Your instructions: Read through the data and count the lines that contain the string "till"; give only the result.

Source data:
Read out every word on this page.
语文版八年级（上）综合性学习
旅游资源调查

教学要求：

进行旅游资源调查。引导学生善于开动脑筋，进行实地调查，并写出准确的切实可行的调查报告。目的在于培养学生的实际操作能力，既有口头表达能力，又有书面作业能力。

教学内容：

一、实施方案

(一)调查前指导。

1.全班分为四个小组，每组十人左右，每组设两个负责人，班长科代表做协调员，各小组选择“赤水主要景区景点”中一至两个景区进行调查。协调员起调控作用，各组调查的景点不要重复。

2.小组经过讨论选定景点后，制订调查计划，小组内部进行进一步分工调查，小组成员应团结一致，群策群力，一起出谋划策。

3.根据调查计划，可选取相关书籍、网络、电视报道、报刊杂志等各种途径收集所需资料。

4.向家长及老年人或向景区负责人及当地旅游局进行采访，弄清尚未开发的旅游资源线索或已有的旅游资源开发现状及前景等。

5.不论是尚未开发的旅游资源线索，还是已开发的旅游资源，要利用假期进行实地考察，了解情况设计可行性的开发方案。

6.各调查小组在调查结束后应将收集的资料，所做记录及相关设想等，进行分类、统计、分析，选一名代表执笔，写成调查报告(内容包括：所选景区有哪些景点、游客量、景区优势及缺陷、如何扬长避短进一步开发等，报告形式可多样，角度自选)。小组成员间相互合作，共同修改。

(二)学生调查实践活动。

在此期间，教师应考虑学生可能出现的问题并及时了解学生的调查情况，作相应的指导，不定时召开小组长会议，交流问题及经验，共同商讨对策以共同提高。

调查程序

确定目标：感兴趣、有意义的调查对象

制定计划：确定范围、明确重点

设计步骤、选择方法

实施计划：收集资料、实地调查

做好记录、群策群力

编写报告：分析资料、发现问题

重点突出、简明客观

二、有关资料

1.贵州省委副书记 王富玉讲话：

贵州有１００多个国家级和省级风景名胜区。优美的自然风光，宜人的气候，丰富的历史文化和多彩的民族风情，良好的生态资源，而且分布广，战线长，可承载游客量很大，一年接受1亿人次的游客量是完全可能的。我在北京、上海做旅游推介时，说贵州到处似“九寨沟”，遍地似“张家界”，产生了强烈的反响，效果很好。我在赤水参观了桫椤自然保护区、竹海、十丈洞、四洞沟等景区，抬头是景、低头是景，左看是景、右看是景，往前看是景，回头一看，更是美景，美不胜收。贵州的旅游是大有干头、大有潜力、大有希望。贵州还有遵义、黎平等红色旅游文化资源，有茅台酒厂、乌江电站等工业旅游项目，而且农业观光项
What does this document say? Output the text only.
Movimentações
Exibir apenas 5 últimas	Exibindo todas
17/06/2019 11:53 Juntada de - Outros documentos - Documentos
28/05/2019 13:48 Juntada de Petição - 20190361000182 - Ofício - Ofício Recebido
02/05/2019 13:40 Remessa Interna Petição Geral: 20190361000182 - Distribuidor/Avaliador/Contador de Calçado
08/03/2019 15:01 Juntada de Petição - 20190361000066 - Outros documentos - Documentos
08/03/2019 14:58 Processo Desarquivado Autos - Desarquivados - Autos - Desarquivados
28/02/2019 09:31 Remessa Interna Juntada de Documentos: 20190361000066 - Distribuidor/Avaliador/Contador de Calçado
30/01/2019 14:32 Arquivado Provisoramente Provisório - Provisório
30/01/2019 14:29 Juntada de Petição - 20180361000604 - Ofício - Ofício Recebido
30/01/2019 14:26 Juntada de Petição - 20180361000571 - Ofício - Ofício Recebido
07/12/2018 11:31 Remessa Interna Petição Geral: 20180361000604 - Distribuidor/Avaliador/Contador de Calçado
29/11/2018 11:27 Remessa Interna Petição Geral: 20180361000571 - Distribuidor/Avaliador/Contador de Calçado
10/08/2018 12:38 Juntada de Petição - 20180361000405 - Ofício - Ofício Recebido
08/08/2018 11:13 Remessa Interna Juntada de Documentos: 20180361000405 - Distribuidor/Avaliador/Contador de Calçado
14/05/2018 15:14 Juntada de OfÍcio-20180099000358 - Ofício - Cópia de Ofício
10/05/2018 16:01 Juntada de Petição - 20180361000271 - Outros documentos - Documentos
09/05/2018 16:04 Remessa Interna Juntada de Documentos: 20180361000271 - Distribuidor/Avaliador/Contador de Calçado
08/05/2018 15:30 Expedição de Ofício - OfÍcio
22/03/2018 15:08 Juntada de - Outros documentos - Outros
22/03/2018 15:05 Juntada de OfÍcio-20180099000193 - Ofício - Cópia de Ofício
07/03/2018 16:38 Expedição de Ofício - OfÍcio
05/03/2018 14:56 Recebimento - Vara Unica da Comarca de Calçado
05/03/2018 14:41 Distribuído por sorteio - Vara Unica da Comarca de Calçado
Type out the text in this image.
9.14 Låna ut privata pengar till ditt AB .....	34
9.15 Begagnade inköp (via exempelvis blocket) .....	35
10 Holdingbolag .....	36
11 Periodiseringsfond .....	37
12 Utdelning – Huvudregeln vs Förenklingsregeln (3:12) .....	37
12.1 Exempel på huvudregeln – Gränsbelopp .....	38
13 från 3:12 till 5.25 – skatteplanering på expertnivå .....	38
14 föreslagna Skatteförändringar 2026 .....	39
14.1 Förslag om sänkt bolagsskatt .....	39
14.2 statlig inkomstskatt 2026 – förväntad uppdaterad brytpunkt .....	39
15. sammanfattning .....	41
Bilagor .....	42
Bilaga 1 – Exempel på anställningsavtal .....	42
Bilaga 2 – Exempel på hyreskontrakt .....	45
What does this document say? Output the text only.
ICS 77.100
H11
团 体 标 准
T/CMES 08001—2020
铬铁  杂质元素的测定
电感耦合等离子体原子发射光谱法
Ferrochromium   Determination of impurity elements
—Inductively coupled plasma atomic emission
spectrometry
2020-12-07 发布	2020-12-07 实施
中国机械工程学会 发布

Final result: 2